◆ **What you have to do**: Retype each record shown below, leaving every character as it is.

▬▬▬

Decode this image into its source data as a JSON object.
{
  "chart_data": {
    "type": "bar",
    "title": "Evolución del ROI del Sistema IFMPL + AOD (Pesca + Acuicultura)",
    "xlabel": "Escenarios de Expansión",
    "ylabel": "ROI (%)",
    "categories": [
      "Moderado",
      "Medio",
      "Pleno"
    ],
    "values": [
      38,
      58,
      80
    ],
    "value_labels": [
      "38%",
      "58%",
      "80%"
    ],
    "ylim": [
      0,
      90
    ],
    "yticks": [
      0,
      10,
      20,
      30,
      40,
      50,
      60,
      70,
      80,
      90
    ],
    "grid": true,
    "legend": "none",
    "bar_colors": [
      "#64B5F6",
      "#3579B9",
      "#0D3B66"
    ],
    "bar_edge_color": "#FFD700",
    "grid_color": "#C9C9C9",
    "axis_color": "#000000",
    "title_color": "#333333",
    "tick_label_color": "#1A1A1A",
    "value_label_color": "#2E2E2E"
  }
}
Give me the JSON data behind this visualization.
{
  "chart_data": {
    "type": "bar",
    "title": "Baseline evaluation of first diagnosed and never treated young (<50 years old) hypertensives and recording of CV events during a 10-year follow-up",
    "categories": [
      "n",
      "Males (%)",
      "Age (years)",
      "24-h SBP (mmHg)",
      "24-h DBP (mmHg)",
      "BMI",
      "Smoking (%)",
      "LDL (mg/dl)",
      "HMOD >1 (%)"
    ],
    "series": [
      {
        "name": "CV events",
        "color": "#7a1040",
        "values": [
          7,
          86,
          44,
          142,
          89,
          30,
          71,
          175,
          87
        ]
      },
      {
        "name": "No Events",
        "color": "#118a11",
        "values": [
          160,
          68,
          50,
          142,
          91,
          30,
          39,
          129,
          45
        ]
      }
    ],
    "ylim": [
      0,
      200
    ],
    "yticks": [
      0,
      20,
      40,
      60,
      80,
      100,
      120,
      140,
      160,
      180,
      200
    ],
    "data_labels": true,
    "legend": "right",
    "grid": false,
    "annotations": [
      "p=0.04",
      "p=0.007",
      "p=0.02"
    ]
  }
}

▬▬▬

◆ **Task answer**:
Decode this image into its source data as a JSON object.
{
  "chart_data": {
    "type": "bar",
    "title": "Evolución del ROI del Sistema IFMPL + AOD (Pesca + Acuicultura)",
    "xlabel": "Escenarios de Expansión",
    "ylabel": "ROI (%)",
    "categories": [
      "Moderado",
      "Medio",
      "Pleno"
    ],
    "values": [
      38,
      58,
      80
    ],
    "value_labels": [
      "38%",
      "58%",
      "80%"
    ],
    "ylim": [
      0,
      90
    ],
    "yticks": [
      0,
      10,
      20,
      30,
      40,
      50,
      60,
      70,
      80,
      90
    ],
    "grid": true,
    "legend": "none",
    "bar_colors": [
      "#64B5F6",
      "#3579B9",
      "#0D3B66"
    ],
    "bar_edge_color": "#FFD700",
    "grid_color": "#C9C9C9",
    "axis_color": "#000000",
    "title_color": "#333333",
    "tick_label_color": "#1A1A1A",
    "value_label_color": "#2E2E2E"
  }
}
Give me the JSON data behind this visualization.
{
  "chart_data": {
    "type": "bar",
    "title": "Baseline evaluation of first diagnosed and never treated young (<50 years old) hypertensives and recording of CV events during a 10-year follow-up",
    "categories": [
      "n",
      "Males (%)",
      "Age (years)",
      "24-h SBP (mmHg)",
      "24-h DBP (mmHg)",
      "BMI",
      "Smoking (%)",
      "LDL (mg/dl)",
      "HMOD >1 (%)"
    ],
    "series": [
      {
        "name": "CV events",
        "color": "#7a1040",
        "values": [
          7,
          86,
          44,
          142,
          89,
          30,
          71,
          175,
          87
        ]
      },
      {
        "name": "No Events",
        "color": "#118a11",
        "values": [
          160,
          68,
          50,
          142,
          91,
          30,
          39,
          129,
          45
        ]
      }
    ],
    "ylim": [
      0,
      200
    ],
    "yticks": [
      0,
      20,
      40,
      60,
      80,
      100,
      120,
      140,
      160,
      180,
      200
    ],
    "data_labels": true,
    "legend": "right",
    "grid": false,
    "annotations": [
      "p=0.04",
      "p=0.007",
      "p=0.02"
    ]
  }
}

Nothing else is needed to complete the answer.